**Objective**
Examine each line of the data. Copy those that contain the string "Evaporation".

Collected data
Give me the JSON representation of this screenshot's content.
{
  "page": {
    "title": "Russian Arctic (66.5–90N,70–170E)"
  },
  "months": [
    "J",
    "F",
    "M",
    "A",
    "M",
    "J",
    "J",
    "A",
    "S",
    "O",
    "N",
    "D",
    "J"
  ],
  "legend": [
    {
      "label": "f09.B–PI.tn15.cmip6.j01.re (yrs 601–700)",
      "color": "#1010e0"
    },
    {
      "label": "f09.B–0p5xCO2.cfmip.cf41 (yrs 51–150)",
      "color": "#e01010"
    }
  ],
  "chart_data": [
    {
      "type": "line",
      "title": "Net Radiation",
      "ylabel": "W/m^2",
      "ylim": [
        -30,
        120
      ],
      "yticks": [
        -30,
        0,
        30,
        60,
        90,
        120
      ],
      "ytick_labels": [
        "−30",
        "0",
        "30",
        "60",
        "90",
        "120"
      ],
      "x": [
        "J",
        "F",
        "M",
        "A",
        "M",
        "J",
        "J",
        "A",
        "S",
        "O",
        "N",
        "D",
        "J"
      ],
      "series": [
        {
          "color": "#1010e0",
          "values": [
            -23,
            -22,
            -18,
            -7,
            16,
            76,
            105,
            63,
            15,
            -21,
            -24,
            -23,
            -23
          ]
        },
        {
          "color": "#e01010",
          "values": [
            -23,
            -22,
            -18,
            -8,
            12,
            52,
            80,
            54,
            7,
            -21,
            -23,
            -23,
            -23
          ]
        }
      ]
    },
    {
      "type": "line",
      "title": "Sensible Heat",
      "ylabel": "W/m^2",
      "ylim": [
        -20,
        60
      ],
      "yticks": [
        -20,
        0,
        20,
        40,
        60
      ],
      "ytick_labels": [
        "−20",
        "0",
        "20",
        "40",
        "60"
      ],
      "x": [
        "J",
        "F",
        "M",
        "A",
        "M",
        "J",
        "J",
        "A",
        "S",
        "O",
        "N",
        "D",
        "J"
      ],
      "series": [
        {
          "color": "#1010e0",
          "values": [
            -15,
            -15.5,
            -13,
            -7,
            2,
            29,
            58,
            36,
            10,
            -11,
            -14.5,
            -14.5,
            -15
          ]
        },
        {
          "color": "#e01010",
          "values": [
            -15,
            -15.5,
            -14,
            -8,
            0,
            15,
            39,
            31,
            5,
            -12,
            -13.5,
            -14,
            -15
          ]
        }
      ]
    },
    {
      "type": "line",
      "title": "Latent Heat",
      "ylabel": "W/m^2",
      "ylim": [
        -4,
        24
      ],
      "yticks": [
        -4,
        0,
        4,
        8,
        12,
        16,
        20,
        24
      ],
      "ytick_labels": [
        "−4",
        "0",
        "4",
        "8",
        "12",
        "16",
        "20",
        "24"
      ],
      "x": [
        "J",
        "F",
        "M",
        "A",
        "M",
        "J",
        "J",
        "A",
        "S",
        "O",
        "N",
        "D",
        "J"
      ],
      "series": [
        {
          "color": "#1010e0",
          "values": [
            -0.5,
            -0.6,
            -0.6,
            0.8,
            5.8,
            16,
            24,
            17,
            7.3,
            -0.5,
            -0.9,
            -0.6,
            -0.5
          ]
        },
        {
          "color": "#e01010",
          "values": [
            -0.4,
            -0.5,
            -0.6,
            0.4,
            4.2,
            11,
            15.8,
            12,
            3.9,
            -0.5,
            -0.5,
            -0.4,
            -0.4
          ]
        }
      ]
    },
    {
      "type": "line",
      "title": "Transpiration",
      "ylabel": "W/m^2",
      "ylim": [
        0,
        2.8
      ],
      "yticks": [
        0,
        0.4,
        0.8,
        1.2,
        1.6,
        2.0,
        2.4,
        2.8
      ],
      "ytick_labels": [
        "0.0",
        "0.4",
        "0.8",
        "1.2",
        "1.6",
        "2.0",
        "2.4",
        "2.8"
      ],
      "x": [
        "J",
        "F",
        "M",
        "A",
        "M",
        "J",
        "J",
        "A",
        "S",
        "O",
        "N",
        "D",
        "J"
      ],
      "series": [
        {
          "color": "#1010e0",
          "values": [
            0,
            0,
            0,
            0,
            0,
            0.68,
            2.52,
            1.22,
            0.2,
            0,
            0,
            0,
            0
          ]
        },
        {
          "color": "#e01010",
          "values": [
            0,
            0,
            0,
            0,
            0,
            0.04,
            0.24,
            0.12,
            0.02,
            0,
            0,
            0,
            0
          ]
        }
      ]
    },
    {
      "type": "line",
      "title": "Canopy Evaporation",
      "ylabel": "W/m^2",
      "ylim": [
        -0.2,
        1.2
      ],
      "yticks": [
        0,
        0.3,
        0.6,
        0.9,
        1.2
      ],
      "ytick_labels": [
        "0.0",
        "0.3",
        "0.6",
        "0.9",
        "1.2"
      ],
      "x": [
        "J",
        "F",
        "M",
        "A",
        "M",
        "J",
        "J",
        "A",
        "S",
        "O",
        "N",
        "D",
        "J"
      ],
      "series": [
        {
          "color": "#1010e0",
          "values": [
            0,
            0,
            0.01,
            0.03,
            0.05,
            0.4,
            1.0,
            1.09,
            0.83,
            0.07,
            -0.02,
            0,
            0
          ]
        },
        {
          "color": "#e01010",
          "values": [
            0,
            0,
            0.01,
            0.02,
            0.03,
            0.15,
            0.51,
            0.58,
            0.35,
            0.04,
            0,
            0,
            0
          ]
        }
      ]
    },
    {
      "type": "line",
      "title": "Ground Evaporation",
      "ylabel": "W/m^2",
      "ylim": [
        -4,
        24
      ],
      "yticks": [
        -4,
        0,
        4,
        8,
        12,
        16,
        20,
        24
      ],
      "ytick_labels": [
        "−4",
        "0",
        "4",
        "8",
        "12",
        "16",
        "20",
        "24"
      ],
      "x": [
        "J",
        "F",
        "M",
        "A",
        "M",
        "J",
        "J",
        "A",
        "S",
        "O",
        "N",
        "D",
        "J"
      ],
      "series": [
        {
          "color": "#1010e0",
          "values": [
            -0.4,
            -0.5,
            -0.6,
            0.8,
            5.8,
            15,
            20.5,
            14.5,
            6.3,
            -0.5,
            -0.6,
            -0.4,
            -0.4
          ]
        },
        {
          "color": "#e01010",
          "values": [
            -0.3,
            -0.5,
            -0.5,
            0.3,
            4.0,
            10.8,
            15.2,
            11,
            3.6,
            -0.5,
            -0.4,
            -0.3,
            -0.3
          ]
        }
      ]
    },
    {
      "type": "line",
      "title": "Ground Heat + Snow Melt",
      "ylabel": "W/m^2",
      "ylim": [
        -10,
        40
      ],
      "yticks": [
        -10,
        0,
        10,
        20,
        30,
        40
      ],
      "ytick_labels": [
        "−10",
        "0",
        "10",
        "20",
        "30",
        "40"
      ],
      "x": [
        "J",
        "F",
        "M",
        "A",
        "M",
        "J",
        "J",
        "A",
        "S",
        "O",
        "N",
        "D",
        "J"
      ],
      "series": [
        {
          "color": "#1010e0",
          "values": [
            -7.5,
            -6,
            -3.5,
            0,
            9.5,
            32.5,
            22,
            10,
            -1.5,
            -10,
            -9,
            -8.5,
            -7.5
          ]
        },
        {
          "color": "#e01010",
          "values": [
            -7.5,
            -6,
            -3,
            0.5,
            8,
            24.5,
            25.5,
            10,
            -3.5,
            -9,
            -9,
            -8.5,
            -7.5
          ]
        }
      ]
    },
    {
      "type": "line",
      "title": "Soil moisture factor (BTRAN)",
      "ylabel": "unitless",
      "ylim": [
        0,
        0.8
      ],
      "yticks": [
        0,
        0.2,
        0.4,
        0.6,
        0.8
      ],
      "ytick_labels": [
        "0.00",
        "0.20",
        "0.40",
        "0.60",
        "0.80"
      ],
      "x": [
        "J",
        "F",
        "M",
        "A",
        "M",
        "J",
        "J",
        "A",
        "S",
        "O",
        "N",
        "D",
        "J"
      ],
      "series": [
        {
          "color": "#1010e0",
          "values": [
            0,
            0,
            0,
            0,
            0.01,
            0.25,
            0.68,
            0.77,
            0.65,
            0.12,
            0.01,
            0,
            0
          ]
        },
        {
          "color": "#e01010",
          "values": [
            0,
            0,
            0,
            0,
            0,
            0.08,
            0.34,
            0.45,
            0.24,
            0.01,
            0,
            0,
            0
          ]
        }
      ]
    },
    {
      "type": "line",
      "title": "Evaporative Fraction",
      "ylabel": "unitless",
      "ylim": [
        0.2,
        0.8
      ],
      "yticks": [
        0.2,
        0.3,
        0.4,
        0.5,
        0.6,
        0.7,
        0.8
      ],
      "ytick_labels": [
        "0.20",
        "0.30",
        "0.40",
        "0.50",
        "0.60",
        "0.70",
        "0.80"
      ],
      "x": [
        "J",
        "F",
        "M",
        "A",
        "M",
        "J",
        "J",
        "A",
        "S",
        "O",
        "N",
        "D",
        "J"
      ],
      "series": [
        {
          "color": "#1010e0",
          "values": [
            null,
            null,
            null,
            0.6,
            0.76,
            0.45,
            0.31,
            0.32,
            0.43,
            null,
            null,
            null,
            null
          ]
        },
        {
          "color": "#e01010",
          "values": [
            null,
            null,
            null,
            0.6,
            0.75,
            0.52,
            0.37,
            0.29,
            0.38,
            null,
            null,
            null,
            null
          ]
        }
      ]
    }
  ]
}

**Solved exercise**
      "title": "Canopy Evaporation",
      "title": "Ground Evaporation",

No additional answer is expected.